[Start of EXTRACTED ENTRIES]

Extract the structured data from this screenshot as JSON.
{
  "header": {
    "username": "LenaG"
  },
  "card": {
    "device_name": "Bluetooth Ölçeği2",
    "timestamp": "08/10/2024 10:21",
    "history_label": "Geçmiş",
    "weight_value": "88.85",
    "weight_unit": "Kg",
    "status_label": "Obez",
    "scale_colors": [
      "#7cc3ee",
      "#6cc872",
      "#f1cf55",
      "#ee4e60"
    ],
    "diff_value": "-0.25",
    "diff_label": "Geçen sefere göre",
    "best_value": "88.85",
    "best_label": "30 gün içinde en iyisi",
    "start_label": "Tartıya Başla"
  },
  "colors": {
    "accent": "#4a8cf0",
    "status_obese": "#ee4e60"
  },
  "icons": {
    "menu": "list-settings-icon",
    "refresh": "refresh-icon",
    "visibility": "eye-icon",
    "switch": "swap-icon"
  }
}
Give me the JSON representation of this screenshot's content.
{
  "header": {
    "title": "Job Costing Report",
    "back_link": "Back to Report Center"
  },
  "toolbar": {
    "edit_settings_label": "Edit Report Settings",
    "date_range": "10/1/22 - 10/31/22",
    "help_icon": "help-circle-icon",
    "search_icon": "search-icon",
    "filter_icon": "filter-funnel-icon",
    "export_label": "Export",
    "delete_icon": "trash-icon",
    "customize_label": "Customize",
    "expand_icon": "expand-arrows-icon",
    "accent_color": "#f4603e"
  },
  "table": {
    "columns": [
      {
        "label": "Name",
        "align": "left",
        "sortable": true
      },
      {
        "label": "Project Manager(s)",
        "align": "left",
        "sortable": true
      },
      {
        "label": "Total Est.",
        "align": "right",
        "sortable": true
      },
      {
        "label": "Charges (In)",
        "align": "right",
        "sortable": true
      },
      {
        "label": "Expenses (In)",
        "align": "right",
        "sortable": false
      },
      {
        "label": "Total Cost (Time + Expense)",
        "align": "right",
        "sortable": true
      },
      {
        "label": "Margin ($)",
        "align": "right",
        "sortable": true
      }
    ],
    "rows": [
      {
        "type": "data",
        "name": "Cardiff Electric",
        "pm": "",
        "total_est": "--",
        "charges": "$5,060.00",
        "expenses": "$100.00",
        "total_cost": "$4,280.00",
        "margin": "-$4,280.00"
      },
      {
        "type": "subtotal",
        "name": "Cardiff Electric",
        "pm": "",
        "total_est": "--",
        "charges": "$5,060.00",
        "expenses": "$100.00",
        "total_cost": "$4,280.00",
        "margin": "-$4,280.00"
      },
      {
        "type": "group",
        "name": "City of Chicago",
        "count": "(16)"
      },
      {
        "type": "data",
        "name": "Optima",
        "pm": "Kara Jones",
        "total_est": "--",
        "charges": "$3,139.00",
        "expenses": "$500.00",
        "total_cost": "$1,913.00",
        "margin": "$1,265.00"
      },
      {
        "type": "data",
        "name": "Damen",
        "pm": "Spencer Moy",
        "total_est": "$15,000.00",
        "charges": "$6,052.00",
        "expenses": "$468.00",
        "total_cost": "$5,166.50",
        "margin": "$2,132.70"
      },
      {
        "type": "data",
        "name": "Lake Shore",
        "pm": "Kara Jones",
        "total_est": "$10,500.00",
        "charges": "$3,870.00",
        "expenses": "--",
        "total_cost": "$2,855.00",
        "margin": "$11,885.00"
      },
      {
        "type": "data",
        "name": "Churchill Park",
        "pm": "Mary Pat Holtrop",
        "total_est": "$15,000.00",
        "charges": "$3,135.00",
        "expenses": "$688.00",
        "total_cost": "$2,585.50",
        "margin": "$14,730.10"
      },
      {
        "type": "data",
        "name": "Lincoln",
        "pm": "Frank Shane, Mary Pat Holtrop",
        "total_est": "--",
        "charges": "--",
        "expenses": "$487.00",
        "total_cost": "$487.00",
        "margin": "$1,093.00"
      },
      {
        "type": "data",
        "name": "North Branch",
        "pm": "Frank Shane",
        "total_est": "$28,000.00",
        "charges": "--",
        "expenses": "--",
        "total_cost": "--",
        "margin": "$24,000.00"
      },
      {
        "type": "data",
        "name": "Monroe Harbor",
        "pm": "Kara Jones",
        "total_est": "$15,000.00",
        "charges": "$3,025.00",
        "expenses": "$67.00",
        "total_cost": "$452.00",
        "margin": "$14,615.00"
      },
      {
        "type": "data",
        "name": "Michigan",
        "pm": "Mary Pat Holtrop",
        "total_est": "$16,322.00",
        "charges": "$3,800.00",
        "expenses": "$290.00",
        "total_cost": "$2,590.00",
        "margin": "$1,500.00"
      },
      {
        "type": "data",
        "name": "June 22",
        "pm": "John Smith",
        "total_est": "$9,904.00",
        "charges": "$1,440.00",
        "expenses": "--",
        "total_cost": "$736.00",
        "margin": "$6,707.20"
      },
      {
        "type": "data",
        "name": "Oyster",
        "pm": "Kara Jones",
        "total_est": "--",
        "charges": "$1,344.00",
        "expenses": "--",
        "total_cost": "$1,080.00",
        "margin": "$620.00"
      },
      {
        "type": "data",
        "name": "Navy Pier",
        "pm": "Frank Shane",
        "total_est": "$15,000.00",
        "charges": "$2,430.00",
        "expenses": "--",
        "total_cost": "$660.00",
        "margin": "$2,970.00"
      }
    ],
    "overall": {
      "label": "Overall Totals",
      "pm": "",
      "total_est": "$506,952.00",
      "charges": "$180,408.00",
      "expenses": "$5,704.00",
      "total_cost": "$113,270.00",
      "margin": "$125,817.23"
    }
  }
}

[End of EXTRACTED ENTRIES]

• **DIRECTIONS FOR THIS TASK**:
Restate the whole listing exactly.

• **TASK OUTPUT**:
Extract the structured data from this screenshot as JSON.
{
  "header": {
    "username": "LenaG"
  },
  "card": {
    "device_name": "Bluetooth Ölçeği2",
    "timestamp": "08/10/2024 10:21",
    "history_label": "Geçmiş",
    "weight_value": "88.85",
    "weight_unit": "Kg",
    "status_label": "Obez",
    "scale_colors": [
      "#7cc3ee",
      "#6cc872",
      "#f1cf55",
      "#ee4e60"
    ],
    "diff_value": "-0.25",
    "diff_label": "Geçen sefere göre",
    "best_value": "88.85",
    "best_label": "30 gün içinde en iyisi",
    "start_label": "Tartıya Başla"
  },
  "colors": {
    "accent": "#4a8cf0",
    "status_obese": "#ee4e60"
  },
  "icons": {
    "menu": "list-settings-icon",
    "refresh": "refresh-icon",
    "visibility": "eye-icon",
    "switch": "swap-icon"
  }
}
Give me the JSON representation of this screenshot's content.
{
  "header": {
    "title": "Job Costing Report",
    "back_link": "Back to Report Center"
  },
  "toolbar": {
    "edit_settings_label": "Edit Report Settings",
    "date_range": "10/1/22 - 10/31/22",
    "help_icon": "help-circle-icon",
    "search_icon": "search-icon",
    "filter_icon": "filter-funnel-icon",
    "export_label": "Export",
    "delete_icon": "trash-icon",
    "customize_label": "Customize",
    "expand_icon": "expand-arrows-icon",
    "accent_color": "#f4603e"
  },
  "table": {
    "columns": [
      {
        "label": "Name",
        "align": "left",
        "sortable": true
      },
      {
        "label": "Project Manager(s)",
        "align": "left",
        "sortable": true
      },
      {
        "label": "Total Est.",
        "align": "right",
        "sortable": true
      },
      {
        "label": "Charges (In)",
        "align": "right",
        "sortable": true
      },
      {
        "label": "Expenses (In)",
        "align": "right",
        "sortable": false
      },
      {
        "label": "Total Cost (Time + Expense)",
        "align": "right",
        "sortable": true
      },
      {
        "label": "Margin ($)",
        "align": "right",
        "sortable": true
      }
    ],
    "rows": [
      {
        "type": "data",
        "name": "Cardiff Electric",
        "pm": "",
        "total_est": "--",
        "charges": "$5,060.00",
        "expenses": "$100.00",
        "total_cost": "$4,280.00",
        "margin": "-$4,280.00"
      },
      {
        "type": "subtotal",
        "name": "Cardiff Electric",
        "pm": "",
        "total_est": "--",
        "charges": "$5,060.00",
        "expenses": "$100.00",
        "total_cost": "$4,280.00",
        "margin": "-$4,280.00"
      },
      {
        "type": "group",
        "name": "City of Chicago",
        "count": "(16)"
      },
      {
        "type": "data",
        "name": "Optima",
        "pm": "Kara Jones",
        "total_est": "--",
        "charges": "$3,139.00",
        "expenses": "$500.00",
        "total_cost": "$1,913.00",
        "margin": "$1,265.00"
      },
      {
        "type": "data",
        "name": "Damen",
        "pm": "Spencer Moy",
        "total_est": "$15,000.00",
        "charges": "$6,052.00",
        "expenses": "$468.00",
        "total_cost": "$5,166.50",
        "margin": "$2,132.70"
      },
      {
        "type": "data",
        "name": "Lake Shore",
        "pm": "Kara Jones",
        "total_est": "$10,500.00",
        "charges": "$3,870.00",
        "expenses": "--",
        "total_cost": "$2,855.00",
        "margin": "$11,885.00"
      },
      {
        "type": "data",
        "name": "Churchill Park",
        "pm": "Mary Pat Holtrop",
        "total_est": "$15,000.00",
        "charges": "$3,135.00",
        "expenses": "$688.00",
        "total_cost": "$2,585.50",
        "margin": "$14,730.10"
      },
      {
        "type": "data",
        "name": "Lincoln",
        "pm": "Frank Shane, Mary Pat Holtrop",
        "total_est": "--",
        "charges": "--",
        "expenses": "$487.00",
        "total_cost": "$487.00",
        "margin": "$1,093.00"
      },
      {
        "type": "data",
        "name": "North Branch",
        "pm": "Frank Shane",
        "total_est": "$28,000.00",
        "charges": "--",
        "expenses": "--",
        "total_cost": "--",
        "margin": "$24,000.00"
      },
      {
        "type": "data",
        "name": "Monroe Harbor",
        "pm": "Kara Jones",
        "total_est": "$15,000.00",
        "charges": "$3,025.00",
        "expenses": "$67.00",
        "total_cost": "$452.00",
        "margin": "$14,615.00"
      },
      {
        "type": "data",
        "name": "Michigan",
        "pm": "Mary Pat Holtrop",
        "total_est": "$16,322.00",
        "charges": "$3,800.00",
        "expenses": "$290.00",
        "total_cost": "$2,590.00",
        "margin": "$1,500.00"
      },
      {
        "type": "data",
        "name": "June 22",
        "pm": "John Smith",
        "total_est": "$9,904.00",
        "charges": "$1,440.00",
        "expenses": "--",
        "total_cost": "$736.00",
        "margin": "$6,707.20"
      },
      {
        "type": "data",
        "name": "Oyster",
        "pm": "Kara Jones",
        "total_est": "--",
        "charges": "$1,344.00",
        "expenses": "--",
        "total_cost": "$1,080.00",
        "margin": "$620.00"
      },
      {
        "type": "data",
        "name": "Navy Pier",
        "pm": "Frank Shane",
        "total_est": "$15,000.00",
        "charges": "$2,430.00",
        "expenses": "--",
        "total_cost": "$660.00",
        "margin": "$2,970.00"
      }
    ],
    "overall": {
      "label": "Overall Totals",
      "pm": "",
      "total_est": "$506,952.00",
      "charges": "$180,408.00",
      "expenses": "$5,704.00",
      "total_cost": "$113,270.00",
      "margin": "$125,817.23"
    }
  }
}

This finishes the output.